— START TASK DATA —
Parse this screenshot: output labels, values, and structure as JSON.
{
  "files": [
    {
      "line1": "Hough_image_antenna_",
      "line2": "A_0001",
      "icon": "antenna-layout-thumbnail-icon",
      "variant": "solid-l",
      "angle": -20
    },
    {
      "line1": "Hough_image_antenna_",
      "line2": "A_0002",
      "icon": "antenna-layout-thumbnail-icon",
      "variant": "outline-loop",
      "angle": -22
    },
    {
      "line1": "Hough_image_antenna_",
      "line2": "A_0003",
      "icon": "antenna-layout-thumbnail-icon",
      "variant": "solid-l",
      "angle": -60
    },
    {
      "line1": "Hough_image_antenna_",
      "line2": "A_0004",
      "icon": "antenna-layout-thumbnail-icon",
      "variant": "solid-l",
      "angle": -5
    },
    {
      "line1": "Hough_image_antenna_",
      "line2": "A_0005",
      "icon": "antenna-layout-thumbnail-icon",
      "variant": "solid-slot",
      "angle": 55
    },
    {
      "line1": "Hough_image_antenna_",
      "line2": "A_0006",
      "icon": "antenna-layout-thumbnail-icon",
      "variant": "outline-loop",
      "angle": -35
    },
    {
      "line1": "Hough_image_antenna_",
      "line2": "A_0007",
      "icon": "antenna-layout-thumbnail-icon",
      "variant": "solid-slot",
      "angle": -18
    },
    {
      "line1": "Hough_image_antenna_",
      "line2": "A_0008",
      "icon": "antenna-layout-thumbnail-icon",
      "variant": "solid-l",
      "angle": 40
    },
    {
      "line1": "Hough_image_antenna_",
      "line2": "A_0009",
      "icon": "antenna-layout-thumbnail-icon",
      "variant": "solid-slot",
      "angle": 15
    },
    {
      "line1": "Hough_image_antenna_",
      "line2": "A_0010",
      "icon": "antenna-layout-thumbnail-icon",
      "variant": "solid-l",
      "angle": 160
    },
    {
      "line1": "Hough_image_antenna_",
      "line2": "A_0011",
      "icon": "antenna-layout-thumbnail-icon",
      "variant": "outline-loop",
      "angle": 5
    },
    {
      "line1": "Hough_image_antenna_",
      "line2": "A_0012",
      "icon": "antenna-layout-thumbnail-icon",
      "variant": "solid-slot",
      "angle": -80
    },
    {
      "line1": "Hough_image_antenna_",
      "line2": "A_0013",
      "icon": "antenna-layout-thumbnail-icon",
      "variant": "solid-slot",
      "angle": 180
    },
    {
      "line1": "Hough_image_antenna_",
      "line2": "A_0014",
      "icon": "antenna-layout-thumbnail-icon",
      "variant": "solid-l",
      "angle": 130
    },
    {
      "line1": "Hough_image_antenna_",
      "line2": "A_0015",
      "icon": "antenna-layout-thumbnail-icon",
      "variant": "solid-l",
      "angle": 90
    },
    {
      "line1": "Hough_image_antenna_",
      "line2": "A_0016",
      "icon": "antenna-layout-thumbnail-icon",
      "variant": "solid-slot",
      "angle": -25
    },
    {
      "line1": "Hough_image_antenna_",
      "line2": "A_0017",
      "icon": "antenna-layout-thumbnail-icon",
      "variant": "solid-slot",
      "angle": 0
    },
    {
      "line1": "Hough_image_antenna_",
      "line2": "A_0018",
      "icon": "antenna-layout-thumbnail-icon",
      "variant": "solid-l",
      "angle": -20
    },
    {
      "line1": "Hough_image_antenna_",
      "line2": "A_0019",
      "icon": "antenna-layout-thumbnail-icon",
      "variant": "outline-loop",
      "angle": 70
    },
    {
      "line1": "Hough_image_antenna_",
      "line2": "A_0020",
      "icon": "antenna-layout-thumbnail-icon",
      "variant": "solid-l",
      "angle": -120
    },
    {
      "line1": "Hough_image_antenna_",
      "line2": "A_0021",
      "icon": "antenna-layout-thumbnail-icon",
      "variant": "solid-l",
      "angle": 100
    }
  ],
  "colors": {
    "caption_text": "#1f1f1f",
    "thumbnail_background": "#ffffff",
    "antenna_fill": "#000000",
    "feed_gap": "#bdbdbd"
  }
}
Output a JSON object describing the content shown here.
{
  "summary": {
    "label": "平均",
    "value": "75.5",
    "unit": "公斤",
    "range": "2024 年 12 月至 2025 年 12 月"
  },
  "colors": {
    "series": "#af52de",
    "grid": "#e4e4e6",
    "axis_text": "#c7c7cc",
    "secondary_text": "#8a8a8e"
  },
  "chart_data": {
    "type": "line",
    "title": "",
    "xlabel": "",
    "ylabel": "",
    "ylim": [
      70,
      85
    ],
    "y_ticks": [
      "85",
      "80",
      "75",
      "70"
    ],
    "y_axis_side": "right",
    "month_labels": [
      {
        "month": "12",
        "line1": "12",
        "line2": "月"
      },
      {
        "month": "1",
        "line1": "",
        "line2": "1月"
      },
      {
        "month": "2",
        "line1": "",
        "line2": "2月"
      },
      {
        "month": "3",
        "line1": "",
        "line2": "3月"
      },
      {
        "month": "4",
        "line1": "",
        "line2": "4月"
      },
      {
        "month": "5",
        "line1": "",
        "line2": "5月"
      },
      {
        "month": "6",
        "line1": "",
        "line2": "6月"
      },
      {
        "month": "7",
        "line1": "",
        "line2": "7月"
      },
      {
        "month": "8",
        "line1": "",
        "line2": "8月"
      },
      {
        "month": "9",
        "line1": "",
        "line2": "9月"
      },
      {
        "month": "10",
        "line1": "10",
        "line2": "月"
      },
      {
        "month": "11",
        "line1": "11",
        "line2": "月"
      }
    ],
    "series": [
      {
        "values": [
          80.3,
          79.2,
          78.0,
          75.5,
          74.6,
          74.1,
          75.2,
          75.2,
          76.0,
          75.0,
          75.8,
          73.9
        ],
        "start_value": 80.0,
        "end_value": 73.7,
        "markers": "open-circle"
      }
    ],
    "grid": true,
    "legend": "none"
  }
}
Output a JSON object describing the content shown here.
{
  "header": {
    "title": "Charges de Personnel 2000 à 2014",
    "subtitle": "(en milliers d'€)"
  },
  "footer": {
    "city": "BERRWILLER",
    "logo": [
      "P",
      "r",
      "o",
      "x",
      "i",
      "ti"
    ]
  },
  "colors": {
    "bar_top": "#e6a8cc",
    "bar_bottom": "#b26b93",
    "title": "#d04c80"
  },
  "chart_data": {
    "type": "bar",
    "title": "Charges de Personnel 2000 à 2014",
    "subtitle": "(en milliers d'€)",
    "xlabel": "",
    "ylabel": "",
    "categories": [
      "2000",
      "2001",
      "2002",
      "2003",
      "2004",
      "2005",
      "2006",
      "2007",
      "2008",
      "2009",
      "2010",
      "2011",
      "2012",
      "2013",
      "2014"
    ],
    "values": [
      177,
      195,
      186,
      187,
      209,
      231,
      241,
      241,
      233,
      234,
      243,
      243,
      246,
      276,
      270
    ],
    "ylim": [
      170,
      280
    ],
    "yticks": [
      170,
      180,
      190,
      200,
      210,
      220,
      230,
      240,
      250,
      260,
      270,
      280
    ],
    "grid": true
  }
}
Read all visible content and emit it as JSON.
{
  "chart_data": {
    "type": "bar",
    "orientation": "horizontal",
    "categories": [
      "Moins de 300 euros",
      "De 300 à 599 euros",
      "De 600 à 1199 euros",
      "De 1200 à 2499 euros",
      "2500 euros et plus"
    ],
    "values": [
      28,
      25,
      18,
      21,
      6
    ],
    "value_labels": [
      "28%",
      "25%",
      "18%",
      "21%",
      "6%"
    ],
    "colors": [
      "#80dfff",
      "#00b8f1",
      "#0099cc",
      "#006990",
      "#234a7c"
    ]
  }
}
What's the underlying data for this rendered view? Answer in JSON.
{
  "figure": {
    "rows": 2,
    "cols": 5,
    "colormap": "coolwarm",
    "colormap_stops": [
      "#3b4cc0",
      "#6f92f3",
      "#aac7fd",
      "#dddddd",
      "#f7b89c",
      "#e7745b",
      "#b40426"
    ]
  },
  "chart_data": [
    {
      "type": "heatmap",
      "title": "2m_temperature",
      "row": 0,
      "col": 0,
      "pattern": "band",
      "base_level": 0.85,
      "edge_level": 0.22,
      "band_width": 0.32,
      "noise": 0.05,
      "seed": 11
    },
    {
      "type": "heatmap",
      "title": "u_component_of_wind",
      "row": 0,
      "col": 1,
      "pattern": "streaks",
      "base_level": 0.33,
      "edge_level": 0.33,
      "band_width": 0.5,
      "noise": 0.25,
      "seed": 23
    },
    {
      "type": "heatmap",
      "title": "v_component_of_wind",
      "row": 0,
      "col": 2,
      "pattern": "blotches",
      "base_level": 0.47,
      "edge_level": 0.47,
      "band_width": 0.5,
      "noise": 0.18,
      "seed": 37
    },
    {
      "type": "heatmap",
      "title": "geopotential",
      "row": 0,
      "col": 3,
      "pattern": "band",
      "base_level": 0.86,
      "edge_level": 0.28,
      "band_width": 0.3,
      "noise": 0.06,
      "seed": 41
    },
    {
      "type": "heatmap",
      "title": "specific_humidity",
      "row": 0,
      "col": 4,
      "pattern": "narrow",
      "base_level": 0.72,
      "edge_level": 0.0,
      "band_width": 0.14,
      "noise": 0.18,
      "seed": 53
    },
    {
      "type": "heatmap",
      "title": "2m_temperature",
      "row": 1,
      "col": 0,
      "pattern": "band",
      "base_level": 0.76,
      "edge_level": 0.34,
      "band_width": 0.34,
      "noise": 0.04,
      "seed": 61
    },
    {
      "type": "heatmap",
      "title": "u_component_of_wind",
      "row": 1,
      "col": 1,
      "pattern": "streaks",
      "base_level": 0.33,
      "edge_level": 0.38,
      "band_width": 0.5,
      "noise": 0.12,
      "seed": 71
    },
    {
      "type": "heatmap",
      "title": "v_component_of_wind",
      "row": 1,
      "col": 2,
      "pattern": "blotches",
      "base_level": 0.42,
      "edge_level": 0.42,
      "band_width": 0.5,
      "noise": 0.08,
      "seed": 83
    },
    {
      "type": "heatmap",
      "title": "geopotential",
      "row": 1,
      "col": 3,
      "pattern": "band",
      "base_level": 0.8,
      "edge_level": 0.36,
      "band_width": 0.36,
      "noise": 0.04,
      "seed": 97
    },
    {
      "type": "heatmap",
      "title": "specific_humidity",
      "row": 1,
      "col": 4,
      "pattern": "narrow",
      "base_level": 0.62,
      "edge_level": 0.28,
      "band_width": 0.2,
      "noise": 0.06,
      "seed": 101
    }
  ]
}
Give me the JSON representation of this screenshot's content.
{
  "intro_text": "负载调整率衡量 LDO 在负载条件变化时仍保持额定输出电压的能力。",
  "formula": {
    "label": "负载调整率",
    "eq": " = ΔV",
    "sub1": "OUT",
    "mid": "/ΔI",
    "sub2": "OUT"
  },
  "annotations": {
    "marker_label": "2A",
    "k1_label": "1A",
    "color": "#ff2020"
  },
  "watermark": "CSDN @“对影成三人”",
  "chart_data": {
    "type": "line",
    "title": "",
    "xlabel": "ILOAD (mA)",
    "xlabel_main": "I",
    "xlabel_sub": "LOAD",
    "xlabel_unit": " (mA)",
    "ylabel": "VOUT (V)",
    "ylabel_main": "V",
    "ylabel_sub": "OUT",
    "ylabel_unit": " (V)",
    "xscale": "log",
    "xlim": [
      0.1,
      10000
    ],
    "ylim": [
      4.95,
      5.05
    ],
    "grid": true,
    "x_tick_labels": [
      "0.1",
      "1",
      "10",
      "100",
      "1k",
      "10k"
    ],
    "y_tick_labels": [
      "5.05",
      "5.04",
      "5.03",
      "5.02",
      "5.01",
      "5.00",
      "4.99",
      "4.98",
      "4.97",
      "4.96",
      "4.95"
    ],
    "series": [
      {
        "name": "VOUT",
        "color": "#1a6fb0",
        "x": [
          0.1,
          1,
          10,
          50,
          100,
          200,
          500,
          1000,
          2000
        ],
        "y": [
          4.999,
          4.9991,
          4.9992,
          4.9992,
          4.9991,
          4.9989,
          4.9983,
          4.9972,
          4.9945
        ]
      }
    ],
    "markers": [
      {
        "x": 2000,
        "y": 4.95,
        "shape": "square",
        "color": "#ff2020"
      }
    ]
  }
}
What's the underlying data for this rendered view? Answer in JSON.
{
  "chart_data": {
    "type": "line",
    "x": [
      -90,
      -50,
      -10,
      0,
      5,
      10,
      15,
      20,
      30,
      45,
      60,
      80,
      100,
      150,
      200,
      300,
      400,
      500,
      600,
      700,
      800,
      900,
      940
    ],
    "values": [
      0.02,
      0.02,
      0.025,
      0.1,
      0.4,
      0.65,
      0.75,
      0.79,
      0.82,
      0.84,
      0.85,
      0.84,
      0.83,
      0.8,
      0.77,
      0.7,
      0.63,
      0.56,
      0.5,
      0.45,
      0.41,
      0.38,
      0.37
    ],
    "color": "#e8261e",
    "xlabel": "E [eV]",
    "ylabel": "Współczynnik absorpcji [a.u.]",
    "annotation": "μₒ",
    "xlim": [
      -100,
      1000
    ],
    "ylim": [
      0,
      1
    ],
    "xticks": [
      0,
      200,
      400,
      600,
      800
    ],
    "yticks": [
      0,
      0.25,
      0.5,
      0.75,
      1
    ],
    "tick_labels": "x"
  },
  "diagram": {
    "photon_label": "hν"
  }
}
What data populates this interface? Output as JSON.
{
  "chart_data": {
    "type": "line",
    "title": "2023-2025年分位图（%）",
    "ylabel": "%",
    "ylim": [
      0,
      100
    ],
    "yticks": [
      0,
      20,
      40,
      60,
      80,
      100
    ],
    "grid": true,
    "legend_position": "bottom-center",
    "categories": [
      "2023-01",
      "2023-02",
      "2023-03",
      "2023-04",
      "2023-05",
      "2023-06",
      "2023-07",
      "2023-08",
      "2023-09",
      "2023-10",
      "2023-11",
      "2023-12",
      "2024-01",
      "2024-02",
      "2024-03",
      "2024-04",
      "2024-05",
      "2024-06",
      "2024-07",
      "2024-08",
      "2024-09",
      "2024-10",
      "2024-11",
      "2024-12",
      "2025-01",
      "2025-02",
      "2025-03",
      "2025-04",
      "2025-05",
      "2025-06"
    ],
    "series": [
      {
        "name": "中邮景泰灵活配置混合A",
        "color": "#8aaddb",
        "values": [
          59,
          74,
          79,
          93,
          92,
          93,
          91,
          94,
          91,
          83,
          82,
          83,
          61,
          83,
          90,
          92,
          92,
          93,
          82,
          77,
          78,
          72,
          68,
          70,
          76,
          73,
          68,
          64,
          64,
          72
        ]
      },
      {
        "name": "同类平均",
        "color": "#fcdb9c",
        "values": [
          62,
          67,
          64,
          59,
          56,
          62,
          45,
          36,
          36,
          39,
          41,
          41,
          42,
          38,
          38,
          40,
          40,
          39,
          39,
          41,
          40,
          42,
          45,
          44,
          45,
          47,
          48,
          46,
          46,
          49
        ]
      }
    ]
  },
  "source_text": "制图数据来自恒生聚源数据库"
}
— END TASK DATA —
▸ **EXERCISE**
Exactly how many lines of the listing above contain the string "seed"? Give no more than the number.

▸ **ANSWER TO THE PROBLEM**
10